- PROVIDED PASSAGE
________________________

The appetite for Fairtrade bananas continues to grow in Canada. As Fairtrade America and Fairtrade Canada recently reported, over the past six years, Fairtrade banana volumes have increased in the past six years by 466 percent in Canada (compared to 15 percent in the United States).

It's something Kim Chackal, director of sales and marketing for Equifruit is well aware of. After all, Equifruit was recently awarded Walmart Canada's Fairtrade organic banana business in British Columbia and Ontario. "That's been a game changer for us," she says. "I think the industry always looks to Walmart to see what they're going to do on innovation, on price, etc. and we're proud to partner with them and see that they've made this commitment to sourcing their organic bananas on Fairtrade international terms. We're excited to bring a fresh take to market the Fairtrade aspect of the business and hopefully capture new segments from within the Walmart shopper base."

She believes the organic banana side market is leaning towards Fairtrade sourcing as the new normal. "We see categories switching over," says Chackal, adding that its brand continues to be chosen for programs not only because of its founding principal of Fairtrade commitment but also its approach towards helping consumers understand what Fairtrade sourcing actually is.

Equifruit at Walmart Canada.

Waiting list of growers
To meet that growing demand is also growing supply it seems. Chackal says the current supply of Fairtrade bananas coming into Canada continues to be strong and greater than this time last year. The company has growers in Ecuador, Peru, Mexico, Colombia and Nicaragua and it has a waiting list of growers wanting to work with the Canadian company. "We have enough bananas to meet our needs and we're ready to scale," she says.

That supply stayed steady out of Ecuador, even during the unrest seen in the country just a month ago. "Like our growers, we took it one day at a time," Chackal says. "Out of all our growers in Ecuador, there was one group of growers that needed to take a week off to recalibrate and make sure that they were safe. Otherwise, our supply chain was miraculously uninterrupted and our growers are safe as well. It was unsettling for a moment. We were bracing ourselves for the worst."

________________________

- PROVIDED RECORDS
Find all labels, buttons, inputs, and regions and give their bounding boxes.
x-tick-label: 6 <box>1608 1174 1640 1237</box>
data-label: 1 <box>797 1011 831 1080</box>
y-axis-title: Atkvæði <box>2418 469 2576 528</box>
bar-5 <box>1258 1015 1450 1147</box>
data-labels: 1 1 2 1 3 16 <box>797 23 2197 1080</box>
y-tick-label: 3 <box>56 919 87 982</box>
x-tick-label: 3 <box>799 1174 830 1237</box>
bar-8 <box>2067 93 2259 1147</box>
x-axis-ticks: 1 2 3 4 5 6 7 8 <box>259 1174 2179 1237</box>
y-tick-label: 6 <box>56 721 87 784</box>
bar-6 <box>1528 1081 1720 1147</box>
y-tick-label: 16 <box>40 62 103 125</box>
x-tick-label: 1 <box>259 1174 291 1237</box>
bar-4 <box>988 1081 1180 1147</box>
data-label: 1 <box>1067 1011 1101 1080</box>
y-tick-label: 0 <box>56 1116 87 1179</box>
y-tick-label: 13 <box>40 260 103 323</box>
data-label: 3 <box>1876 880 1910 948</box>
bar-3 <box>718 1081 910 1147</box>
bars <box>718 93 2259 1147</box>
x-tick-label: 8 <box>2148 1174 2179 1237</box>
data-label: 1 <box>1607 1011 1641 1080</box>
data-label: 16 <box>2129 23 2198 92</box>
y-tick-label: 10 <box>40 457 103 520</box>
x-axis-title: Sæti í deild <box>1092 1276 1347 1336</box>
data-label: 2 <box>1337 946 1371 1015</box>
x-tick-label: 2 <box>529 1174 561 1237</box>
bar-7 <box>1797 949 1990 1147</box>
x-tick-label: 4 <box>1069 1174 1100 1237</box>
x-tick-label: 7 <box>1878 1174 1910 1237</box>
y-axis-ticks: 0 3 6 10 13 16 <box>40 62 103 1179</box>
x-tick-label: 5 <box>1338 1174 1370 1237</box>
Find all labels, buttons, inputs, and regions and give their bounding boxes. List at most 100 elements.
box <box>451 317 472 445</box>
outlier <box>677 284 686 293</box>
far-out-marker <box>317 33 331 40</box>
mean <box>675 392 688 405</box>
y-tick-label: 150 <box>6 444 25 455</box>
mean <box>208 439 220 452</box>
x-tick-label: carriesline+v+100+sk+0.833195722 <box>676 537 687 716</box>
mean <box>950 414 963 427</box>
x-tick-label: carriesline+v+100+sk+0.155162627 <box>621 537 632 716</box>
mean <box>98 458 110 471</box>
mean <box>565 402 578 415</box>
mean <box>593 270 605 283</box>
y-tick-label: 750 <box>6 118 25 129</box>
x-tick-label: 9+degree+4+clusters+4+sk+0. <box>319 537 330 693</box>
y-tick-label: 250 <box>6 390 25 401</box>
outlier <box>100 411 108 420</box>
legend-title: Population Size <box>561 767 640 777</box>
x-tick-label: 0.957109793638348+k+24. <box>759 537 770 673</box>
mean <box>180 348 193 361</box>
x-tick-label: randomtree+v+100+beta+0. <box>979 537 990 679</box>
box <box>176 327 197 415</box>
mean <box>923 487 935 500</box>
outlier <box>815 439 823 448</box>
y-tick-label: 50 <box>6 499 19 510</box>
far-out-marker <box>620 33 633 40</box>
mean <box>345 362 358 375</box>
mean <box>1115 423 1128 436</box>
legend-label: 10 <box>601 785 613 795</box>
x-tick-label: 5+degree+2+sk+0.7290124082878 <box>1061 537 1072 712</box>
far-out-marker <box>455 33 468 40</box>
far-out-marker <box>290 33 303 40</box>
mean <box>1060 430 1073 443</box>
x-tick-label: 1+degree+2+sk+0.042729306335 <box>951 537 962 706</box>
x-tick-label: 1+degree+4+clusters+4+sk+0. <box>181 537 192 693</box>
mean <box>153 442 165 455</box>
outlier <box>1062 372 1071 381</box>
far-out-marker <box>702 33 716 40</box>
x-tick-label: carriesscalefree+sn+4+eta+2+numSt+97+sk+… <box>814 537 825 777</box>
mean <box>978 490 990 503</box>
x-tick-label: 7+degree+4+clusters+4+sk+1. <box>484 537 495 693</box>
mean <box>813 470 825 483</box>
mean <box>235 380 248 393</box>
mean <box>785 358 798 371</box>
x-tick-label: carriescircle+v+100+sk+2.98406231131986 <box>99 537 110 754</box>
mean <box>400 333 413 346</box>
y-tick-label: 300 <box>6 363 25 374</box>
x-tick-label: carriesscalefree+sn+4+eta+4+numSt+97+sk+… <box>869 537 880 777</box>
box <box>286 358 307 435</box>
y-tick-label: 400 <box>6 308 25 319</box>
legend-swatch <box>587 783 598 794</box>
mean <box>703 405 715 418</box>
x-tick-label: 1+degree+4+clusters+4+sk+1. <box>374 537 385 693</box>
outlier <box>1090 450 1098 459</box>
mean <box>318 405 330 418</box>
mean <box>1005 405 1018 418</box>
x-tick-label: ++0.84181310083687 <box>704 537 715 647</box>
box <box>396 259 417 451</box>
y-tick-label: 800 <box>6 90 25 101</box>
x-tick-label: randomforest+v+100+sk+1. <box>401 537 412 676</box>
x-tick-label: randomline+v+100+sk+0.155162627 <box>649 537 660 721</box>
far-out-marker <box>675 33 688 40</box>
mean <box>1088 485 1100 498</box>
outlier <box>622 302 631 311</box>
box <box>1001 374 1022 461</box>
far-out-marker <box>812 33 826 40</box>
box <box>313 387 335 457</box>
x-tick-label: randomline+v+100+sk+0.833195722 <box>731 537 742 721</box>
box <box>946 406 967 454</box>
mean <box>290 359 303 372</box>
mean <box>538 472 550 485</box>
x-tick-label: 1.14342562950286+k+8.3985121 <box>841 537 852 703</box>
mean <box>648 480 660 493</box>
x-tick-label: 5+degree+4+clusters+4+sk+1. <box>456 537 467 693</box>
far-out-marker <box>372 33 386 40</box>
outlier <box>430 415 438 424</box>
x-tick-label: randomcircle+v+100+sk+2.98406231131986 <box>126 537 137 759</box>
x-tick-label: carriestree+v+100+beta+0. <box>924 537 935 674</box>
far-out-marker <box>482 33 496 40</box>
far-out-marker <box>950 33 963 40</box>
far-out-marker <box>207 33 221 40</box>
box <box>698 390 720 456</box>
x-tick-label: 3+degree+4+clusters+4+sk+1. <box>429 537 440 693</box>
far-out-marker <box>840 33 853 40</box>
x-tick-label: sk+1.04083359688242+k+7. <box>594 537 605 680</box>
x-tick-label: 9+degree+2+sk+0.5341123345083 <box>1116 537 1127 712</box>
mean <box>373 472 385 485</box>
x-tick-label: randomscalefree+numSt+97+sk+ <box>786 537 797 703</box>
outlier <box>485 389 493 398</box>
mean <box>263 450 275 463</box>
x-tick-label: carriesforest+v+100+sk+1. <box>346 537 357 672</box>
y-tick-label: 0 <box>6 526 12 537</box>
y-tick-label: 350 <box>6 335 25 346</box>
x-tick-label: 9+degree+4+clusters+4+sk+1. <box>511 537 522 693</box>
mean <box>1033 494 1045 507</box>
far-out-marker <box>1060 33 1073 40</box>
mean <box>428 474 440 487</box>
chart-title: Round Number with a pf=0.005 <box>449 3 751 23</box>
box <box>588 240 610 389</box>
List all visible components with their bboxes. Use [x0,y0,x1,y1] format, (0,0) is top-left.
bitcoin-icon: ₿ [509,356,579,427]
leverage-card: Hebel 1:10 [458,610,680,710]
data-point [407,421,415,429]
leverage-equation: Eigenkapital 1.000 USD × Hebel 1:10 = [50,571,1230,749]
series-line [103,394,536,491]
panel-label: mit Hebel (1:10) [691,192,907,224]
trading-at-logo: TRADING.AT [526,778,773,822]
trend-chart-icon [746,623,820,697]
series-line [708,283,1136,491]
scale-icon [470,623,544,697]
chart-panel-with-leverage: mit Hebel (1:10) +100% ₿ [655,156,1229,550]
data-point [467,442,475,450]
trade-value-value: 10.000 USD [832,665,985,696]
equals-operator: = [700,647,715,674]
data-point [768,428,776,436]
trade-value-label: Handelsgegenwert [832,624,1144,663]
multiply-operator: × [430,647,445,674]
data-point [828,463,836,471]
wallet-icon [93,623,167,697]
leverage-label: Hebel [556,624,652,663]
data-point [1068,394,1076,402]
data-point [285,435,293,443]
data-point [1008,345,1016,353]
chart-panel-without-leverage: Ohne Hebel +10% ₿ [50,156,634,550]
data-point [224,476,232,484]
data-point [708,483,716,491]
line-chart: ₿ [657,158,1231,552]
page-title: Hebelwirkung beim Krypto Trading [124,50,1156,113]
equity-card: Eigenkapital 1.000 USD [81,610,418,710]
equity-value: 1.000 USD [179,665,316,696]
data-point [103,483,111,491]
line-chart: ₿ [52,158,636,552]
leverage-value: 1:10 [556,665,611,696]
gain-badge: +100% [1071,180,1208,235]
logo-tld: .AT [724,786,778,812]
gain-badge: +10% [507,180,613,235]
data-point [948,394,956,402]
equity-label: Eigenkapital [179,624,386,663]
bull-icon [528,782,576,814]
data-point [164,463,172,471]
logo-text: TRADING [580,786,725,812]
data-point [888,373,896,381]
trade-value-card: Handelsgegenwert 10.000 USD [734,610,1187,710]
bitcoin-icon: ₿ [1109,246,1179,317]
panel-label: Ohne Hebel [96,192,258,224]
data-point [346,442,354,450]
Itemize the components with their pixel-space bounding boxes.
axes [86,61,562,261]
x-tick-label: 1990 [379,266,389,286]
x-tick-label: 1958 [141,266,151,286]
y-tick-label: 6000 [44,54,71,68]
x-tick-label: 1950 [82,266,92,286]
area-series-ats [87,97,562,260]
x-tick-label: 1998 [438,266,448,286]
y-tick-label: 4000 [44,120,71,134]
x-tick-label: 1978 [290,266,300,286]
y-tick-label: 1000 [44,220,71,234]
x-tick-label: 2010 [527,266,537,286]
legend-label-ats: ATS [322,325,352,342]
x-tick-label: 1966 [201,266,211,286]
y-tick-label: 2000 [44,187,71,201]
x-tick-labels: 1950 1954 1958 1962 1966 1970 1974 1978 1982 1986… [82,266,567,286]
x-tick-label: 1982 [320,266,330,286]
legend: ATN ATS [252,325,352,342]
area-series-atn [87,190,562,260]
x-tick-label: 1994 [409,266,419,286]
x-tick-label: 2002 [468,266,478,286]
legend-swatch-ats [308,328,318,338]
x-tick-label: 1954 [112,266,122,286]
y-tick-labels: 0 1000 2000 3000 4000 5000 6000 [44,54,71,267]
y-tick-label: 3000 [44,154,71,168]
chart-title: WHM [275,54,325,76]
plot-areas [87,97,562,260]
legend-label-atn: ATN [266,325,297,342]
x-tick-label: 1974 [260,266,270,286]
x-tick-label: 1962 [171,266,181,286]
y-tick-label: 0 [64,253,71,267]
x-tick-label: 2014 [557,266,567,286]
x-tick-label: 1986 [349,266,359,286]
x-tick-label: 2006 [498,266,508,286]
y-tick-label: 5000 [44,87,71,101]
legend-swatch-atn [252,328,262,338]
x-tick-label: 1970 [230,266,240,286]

________________________

- PROBLEM DETAILS
From the Fairtrade banana article, set down word for word the part that begins with the words "She believes the" and ends with "sourcing actually is.". Work only from the Fairtrade banana article.

- SOLUTION TO THIS EXERCISE
She believes the organic banana side market is leaning towards Fairtrade sourcing as the new normal. "We see categories switching over," says Chackal, adding that its brand continues to be chosen for programs not only because of its founding principal of Fairtrade commitment but also its approach towards helping consumers understand what Fairtrade sourcing actually is.